Trecho para leitura >>

┄┄┄┄┄┄

Hoje, os médicos brasileiros só podem trabalhar com as células-tronco adultas, que estão presentes no cordão umbilical e na medula óssea. Atualmente, os estudos mais avançados e promissores envolvem a recuperação do músculo cardíaco, como doenças de Chagas, insuficiência cardíaca, problemas coronários e infartos. Especialistas preferem falar que caminham para emplacar este tipo de tratamento no País do que prever em quantos anos a Medicina poderá comemorar definitivamente essa conquista com células-tronco.

O uso clínico da terapia celular depende de inúmeras pesquisas para avaliar o risco dos pacientes. “Para os estudos que estão mais avançados, no caso da cardiologia, creio que em menos de uma década o tratamento seja utilizado regularmente”, diz a bióloga Daniela Silvestre Alves, mestra e doutora em Genética e Biologia Evolutiva pelo Instituto de Biociências da Universidade de São Paulo (USP).

┄┄┄┄┄┄

Ordem de serviço 1 >>
Segundo o texto sobre células-tronco, por que o uso clínico da terapia celular depende de inúmeras pesquisas? Responda em uma a três frases.
Ordem de serviço 2 >>
Transcreva, do texto sobre células-tronco, o trecho que vai de “O uso clínico” a “São Paulo (USP).”.
Os dados não têm qualquer relação com esta atividade.

┄┄┄┄┄┄

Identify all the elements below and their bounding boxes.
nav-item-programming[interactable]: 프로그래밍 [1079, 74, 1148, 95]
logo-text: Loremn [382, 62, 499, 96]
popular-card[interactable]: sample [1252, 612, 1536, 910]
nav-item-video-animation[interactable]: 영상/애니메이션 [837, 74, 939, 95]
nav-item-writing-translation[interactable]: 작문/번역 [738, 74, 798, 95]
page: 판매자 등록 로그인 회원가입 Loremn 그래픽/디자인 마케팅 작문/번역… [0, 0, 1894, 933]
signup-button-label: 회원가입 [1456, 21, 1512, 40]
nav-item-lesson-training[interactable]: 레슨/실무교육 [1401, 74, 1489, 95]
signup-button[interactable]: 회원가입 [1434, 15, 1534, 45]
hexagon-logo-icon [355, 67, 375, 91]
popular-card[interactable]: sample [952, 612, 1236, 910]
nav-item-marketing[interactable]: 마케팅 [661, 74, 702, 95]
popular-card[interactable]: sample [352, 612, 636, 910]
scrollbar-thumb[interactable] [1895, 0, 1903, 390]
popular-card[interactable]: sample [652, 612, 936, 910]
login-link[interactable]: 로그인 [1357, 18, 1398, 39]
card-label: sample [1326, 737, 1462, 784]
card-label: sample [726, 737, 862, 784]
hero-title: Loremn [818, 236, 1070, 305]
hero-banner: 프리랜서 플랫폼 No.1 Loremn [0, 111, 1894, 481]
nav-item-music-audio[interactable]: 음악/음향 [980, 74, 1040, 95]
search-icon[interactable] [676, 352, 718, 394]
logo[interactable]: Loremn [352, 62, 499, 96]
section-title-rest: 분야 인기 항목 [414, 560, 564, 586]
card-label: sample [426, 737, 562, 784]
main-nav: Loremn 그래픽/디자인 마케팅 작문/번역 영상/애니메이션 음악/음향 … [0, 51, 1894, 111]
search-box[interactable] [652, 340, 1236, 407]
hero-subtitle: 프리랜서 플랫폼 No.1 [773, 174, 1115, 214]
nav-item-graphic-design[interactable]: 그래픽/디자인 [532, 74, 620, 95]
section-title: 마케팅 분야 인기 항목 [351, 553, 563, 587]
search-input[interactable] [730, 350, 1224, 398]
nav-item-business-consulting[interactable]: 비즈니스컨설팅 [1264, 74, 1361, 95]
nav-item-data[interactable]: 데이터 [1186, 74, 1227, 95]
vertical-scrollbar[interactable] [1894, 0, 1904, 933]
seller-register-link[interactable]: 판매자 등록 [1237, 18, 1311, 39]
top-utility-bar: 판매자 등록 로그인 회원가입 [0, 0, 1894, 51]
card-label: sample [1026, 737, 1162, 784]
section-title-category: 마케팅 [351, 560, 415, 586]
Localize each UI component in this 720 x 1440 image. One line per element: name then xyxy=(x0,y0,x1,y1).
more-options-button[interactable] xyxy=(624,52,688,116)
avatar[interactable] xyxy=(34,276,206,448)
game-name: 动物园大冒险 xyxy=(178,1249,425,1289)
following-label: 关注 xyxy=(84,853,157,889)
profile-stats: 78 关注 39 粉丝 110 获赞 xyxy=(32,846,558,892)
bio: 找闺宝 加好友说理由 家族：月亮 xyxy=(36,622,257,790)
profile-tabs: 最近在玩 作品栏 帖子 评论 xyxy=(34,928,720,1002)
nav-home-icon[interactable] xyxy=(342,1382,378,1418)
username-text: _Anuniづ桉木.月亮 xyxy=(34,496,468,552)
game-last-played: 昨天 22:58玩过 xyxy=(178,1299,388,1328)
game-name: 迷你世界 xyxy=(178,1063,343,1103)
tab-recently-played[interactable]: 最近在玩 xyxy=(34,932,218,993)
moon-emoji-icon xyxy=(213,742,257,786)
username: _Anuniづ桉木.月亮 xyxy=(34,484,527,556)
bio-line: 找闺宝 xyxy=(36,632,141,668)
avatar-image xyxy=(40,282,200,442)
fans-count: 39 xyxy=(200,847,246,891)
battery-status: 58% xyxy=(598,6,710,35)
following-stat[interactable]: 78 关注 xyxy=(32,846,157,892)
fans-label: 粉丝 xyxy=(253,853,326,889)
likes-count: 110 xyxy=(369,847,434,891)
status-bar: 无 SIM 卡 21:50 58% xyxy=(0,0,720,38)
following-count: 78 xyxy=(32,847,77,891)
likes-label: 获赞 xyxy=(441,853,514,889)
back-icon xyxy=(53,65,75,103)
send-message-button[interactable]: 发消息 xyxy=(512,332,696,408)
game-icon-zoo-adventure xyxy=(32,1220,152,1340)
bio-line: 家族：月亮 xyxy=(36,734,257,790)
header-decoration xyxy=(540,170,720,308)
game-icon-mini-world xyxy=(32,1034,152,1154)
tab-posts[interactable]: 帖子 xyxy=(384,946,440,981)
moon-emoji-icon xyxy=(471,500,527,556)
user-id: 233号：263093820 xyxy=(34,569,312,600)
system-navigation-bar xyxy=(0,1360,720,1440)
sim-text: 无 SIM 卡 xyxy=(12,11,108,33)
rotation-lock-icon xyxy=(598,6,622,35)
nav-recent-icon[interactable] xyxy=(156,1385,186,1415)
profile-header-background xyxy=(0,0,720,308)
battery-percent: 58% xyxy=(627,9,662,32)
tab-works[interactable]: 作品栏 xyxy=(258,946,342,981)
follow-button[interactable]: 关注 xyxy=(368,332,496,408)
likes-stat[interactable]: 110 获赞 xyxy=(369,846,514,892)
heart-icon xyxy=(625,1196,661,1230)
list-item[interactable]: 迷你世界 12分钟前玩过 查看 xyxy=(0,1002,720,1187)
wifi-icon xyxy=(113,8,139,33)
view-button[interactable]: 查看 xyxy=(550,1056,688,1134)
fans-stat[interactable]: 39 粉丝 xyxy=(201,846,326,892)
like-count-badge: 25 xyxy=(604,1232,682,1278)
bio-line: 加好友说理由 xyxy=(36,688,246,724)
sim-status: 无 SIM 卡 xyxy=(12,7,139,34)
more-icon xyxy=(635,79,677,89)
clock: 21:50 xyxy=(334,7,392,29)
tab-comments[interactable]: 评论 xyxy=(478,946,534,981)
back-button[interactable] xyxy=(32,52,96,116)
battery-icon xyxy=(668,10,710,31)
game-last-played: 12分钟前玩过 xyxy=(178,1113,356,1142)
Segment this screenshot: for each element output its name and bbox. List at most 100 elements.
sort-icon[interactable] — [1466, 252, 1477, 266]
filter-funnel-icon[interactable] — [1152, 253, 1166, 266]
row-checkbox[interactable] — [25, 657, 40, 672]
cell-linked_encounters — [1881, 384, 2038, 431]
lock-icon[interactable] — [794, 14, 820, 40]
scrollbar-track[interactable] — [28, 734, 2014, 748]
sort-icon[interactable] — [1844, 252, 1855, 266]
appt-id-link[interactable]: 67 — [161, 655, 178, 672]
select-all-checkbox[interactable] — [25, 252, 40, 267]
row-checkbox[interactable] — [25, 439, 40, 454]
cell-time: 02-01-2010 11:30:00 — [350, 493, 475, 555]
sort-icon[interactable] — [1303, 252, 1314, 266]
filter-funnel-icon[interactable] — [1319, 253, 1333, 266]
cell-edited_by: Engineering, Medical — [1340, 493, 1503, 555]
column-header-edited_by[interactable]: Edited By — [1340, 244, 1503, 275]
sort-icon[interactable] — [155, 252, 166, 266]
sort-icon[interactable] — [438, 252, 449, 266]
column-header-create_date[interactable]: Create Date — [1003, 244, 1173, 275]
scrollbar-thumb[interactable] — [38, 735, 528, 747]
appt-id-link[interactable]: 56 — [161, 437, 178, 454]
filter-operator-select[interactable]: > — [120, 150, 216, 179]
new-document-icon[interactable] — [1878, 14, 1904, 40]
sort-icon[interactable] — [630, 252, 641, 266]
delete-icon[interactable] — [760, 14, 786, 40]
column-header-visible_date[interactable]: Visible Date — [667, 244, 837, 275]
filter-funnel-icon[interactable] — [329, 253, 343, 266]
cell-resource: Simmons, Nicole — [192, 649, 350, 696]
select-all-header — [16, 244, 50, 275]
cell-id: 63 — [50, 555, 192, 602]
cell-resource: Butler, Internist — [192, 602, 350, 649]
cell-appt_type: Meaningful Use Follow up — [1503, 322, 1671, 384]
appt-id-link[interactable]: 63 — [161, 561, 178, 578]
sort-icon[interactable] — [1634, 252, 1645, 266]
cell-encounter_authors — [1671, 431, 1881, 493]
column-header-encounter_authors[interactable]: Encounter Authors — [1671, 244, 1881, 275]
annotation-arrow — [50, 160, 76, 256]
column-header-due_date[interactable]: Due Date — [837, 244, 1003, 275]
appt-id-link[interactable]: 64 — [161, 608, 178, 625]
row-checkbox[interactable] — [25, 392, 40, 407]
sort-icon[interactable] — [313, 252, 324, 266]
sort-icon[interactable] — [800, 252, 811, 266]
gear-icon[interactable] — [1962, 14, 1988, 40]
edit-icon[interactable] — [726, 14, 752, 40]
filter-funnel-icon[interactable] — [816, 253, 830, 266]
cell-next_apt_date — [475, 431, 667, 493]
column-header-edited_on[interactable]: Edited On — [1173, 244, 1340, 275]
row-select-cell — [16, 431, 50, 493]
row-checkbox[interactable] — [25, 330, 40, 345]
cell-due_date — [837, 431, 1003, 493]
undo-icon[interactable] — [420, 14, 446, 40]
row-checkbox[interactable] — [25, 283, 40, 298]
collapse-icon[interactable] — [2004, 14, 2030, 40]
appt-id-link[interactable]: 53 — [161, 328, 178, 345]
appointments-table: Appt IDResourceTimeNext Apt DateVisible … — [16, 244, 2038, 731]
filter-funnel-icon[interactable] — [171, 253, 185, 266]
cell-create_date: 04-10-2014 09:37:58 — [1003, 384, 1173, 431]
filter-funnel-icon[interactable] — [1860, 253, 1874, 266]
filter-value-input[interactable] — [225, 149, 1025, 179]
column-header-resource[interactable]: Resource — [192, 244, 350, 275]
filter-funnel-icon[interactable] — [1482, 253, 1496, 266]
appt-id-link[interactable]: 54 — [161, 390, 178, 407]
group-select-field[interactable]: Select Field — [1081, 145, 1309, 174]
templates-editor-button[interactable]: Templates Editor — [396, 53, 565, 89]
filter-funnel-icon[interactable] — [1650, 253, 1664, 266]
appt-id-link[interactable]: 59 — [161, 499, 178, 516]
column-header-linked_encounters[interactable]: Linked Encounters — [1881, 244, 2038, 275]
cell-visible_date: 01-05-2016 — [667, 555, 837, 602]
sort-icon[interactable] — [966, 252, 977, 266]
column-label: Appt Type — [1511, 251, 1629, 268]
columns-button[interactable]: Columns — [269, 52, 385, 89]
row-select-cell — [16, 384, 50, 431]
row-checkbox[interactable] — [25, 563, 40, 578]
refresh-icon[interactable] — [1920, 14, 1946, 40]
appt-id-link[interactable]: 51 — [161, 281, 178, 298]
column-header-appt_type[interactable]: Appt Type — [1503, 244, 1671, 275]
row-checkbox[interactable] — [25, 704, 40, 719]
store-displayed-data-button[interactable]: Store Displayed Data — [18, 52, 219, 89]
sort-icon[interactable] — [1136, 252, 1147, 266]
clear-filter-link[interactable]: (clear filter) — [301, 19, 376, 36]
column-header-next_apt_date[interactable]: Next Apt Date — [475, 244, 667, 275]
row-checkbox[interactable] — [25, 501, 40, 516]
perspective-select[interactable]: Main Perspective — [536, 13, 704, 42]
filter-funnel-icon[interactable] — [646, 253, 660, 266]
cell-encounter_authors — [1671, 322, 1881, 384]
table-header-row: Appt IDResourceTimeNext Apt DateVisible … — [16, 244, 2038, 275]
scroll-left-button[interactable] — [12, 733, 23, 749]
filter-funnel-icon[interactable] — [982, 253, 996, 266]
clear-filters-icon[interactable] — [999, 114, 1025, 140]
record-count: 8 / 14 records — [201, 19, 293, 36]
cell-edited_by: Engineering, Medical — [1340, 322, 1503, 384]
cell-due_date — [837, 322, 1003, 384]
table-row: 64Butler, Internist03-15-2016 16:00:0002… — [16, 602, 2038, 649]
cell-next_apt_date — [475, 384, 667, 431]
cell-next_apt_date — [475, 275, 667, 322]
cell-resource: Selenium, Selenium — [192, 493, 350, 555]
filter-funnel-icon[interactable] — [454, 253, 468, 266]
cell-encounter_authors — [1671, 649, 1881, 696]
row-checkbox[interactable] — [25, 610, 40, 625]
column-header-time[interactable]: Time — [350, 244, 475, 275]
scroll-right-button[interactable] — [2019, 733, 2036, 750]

┄┄┄┄┄┄

Campo de resposta 1 >>
O uso clínico da terapia celular depende de inúmeras pesquisas porque elas são necessárias para avaliar o risco dos pacientes.

Campo de resposta 2 >>
O uso clínico da terapia celular depende de inúmeras pesquisas para avaliar o risco dos pacientes. “Para os estudos que estão mais avançados, no caso da cardiologia, creio que em menos de uma década o tratamento seja utilizado regularmente”, diz a bióloga Daniela Silvestre Alves, mestra e doutora em Genética e Biologia Evolutiva pelo Instituto de Biociências da Universidade de São Paulo (USP).